- _DIRECTIONS_
All of the entries need to be written out again, exactly as they are.

====

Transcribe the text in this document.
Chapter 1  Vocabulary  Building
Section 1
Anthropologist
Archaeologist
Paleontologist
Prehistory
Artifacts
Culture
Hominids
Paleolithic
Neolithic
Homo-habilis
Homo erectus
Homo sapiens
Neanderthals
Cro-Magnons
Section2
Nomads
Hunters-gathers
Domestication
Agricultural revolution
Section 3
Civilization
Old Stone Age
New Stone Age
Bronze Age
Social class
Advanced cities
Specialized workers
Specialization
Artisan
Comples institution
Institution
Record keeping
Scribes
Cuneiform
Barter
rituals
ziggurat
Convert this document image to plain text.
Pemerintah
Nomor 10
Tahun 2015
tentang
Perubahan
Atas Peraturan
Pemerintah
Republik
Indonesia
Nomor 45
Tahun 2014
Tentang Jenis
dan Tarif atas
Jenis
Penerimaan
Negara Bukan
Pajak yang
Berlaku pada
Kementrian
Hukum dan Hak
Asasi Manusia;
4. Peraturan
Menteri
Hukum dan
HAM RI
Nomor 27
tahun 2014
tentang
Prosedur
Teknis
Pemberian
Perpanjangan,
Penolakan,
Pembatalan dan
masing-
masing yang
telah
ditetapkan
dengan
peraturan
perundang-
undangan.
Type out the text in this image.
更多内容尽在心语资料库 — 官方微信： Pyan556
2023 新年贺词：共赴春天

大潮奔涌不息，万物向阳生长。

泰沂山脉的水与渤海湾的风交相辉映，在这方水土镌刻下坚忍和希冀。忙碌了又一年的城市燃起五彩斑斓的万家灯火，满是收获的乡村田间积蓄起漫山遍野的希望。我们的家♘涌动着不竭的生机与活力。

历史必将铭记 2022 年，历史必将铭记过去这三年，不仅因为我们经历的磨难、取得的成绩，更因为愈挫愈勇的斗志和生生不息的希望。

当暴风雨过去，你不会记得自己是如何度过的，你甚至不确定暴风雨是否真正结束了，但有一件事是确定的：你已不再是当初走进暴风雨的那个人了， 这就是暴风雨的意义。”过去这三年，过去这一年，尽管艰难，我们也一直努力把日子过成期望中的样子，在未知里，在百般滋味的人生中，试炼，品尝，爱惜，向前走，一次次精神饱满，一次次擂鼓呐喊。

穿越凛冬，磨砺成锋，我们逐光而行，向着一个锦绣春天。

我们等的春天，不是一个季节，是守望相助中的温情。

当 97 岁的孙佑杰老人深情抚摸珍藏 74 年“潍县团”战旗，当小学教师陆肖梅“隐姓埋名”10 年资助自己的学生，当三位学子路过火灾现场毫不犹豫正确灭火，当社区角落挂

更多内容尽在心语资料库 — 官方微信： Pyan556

====

- _FULL SOLUTION_
Transcribe the text in this document.
Chapter 1  Vocabulary  Building
Section 1
Anthropologist
Archaeologist
Paleontologist
Prehistory
Artifacts
Culture
Hominids
Paleolithic
Neolithic
Homo-habilis
Homo erectus
Homo sapiens
Neanderthals
Cro-Magnons
Section2
Nomads
Hunters-gathers
Domestication
Agricultural revolution
Section 3
Civilization
Old Stone Age
New Stone Age
Bronze Age
Social class
Advanced cities
Specialized workers
Specialization
Artisan
Comples institution
Institution
Record keeping
Scribes
Cuneiform
Barter
rituals
ziggurat
Convert this document image to plain text.
Pemerintah
Nomor 10
Tahun 2015
tentang
Perubahan
Atas Peraturan
Pemerintah
Republik
Indonesia
Nomor 45
Tahun 2014
Tentang Jenis
dan Tarif atas
Jenis
Penerimaan
Negara Bukan
Pajak yang
Berlaku pada
Kementrian
Hukum dan Hak
Asasi Manusia;
4. Peraturan
Menteri
Hukum dan
HAM RI
Nomor 27
tahun 2014
tentang
Prosedur
Teknis
Pemberian
Perpanjangan,
Penolakan,
Pembatalan dan
masing-
masing yang
telah
ditetapkan
dengan
peraturan
perundang-
undangan.
Type out the text in this image.
更多内容尽在心语资料库 — 官方微信： Pyan556
2023 新年贺词：共赴春天

大潮奔涌不息，万物向阳生长。

泰沂山脉的水与渤海湾的风交相辉映，在这方水土镌刻下坚忍和希冀。忙碌了又一年的城市燃起五彩斑斓的万家灯火，满是收获的乡村田间积蓄起漫山遍野的希望。我们的家♘涌动着不竭的生机与活力。

历史必将铭记 2022 年，历史必将铭记过去这三年，不仅因为我们经历的磨难、取得的成绩，更因为愈挫愈勇的斗志和生生不息的希望。

当暴风雨过去，你不会记得自己是如何度过的，你甚至不确定暴风雨是否真正结束了，但有一件事是确定的：你已不再是当初走进暴风雨的那个人了， 这就是暴风雨的意义。”过去这三年，过去这一年，尽管艰难，我们也一直努力把日子过成期望中的样子，在未知里，在百般滋味的人生中，试炼，品尝，爱惜，向前走，一次次精神饱满，一次次擂鼓呐喊。

穿越凛冬，磨砺成锋，我们逐光而行，向着一个锦绣春天。

我们等的春天，不是一个季节，是守望相助中的温情。

当 97 岁的孙佑杰老人深情抚摸珍藏 74 年“潍县团”战旗，当小学教师陆肖梅“隐姓埋名”10 年资助自己的学生，当三位学子路过火灾现场毫不犹豫正确灭火，当社区角落挂

更多内容尽在心语资料库 — 官方微信： Pyan556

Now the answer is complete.